Aim
Reproduce each line from the records that holds "page".

Input material

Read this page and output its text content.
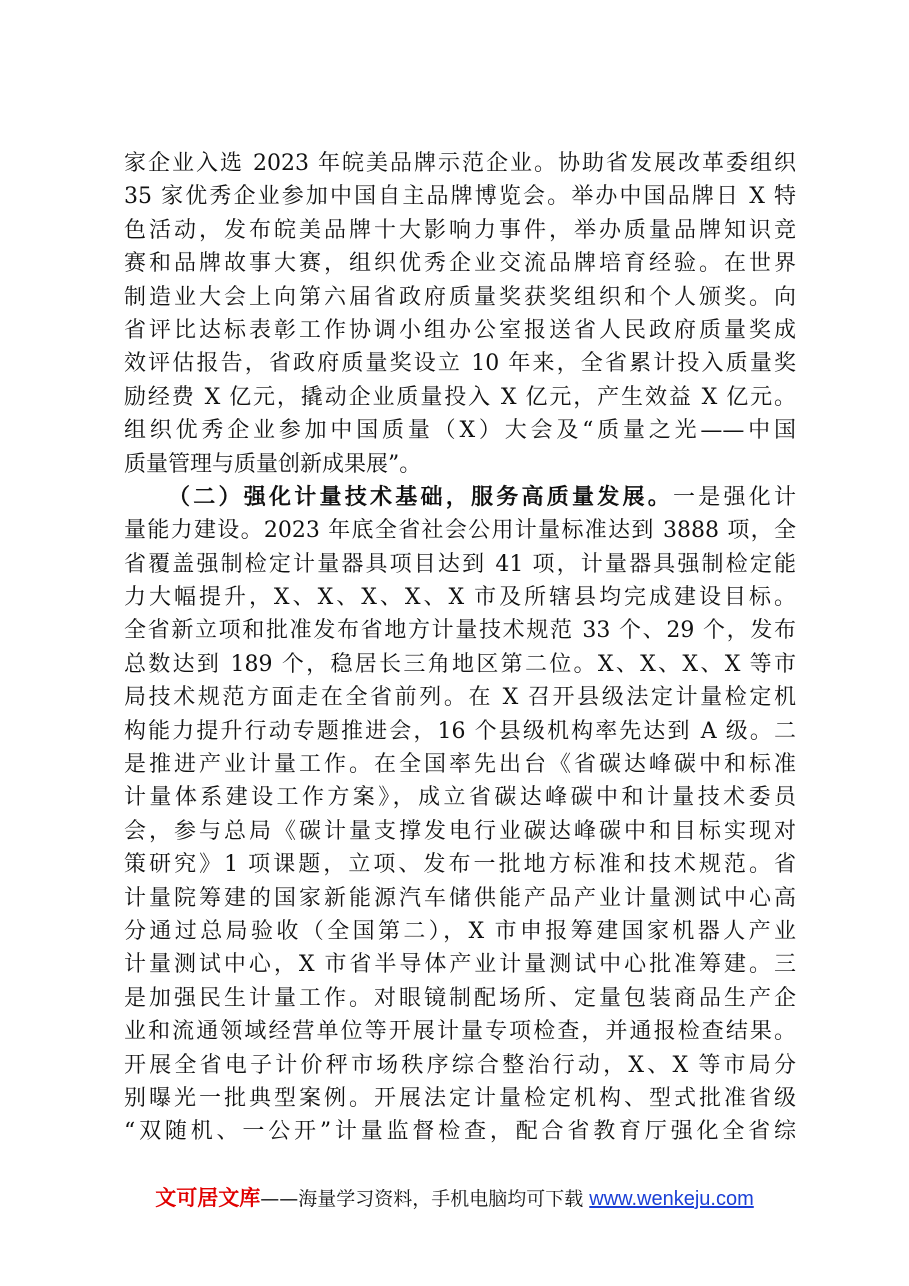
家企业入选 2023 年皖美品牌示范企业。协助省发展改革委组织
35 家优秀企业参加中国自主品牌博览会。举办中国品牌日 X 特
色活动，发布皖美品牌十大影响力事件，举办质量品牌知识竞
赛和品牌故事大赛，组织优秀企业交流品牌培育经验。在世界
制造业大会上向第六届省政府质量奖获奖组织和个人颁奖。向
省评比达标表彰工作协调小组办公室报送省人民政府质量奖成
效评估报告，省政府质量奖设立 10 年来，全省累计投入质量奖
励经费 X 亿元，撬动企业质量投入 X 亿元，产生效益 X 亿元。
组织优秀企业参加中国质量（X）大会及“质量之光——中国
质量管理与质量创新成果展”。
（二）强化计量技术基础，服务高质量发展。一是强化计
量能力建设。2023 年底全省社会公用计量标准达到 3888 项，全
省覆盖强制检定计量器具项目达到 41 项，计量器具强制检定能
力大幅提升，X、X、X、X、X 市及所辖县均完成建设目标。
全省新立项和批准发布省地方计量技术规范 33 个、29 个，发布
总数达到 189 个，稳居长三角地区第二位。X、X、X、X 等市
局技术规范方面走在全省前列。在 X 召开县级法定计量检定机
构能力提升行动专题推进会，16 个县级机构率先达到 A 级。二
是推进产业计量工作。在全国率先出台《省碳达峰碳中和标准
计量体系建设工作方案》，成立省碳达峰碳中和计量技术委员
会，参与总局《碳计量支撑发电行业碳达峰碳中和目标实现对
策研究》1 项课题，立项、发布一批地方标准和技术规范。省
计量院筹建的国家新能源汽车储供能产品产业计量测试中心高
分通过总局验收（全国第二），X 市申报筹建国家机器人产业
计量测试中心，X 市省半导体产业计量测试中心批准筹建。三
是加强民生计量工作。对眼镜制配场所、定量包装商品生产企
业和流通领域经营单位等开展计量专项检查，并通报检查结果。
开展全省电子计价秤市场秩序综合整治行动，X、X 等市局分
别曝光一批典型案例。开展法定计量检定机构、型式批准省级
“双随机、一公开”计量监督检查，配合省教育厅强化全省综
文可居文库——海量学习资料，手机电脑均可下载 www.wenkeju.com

---

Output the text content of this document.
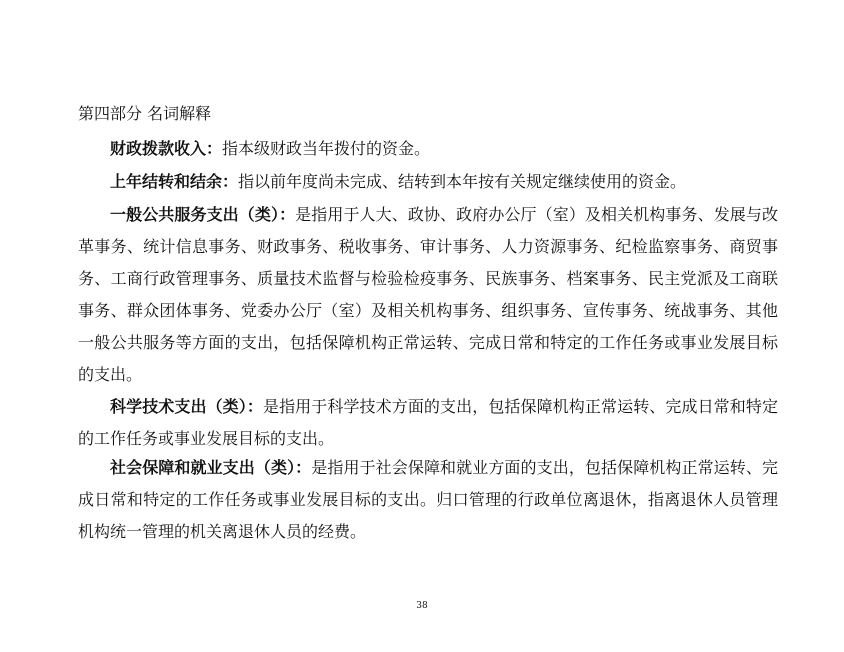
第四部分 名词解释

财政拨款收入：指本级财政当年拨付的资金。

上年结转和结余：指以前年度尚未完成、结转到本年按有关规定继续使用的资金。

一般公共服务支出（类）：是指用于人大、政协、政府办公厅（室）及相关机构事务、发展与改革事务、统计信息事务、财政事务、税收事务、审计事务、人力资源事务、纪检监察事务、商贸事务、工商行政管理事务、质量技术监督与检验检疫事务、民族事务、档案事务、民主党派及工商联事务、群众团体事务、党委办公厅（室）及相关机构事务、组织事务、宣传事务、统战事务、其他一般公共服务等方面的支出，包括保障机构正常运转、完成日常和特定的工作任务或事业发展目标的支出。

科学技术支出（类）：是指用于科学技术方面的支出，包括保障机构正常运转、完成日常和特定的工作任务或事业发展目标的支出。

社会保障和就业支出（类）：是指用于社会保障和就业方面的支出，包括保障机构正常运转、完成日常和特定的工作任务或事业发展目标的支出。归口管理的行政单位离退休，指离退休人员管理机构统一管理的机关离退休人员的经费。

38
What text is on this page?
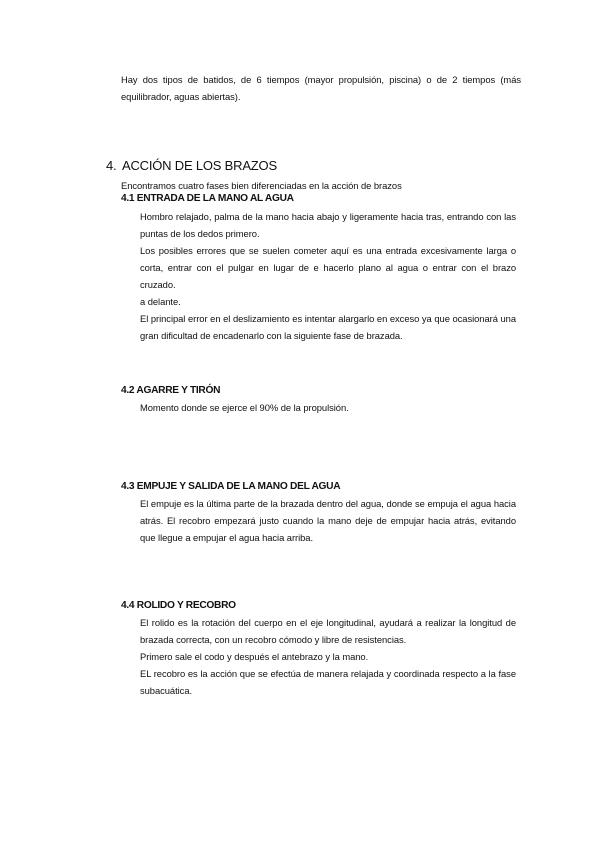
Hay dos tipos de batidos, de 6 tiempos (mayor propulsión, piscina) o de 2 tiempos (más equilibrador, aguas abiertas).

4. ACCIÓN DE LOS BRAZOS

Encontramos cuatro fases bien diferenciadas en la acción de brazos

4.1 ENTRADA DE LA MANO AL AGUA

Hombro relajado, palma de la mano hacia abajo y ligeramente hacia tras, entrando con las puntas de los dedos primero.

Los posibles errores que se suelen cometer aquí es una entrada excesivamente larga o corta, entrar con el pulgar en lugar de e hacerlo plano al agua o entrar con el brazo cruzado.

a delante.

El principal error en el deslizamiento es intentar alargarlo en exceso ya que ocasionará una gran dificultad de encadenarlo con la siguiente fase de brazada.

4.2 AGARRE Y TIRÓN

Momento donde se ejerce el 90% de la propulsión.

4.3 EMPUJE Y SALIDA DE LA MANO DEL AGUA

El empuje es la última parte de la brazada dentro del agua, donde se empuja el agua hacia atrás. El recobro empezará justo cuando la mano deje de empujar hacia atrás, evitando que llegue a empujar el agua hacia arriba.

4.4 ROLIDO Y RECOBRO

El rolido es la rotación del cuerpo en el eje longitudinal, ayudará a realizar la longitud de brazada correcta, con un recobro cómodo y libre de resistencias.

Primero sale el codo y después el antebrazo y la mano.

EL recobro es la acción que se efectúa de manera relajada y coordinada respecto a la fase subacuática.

Solution to this problem
Read this page and output its text content.
What text is on this page?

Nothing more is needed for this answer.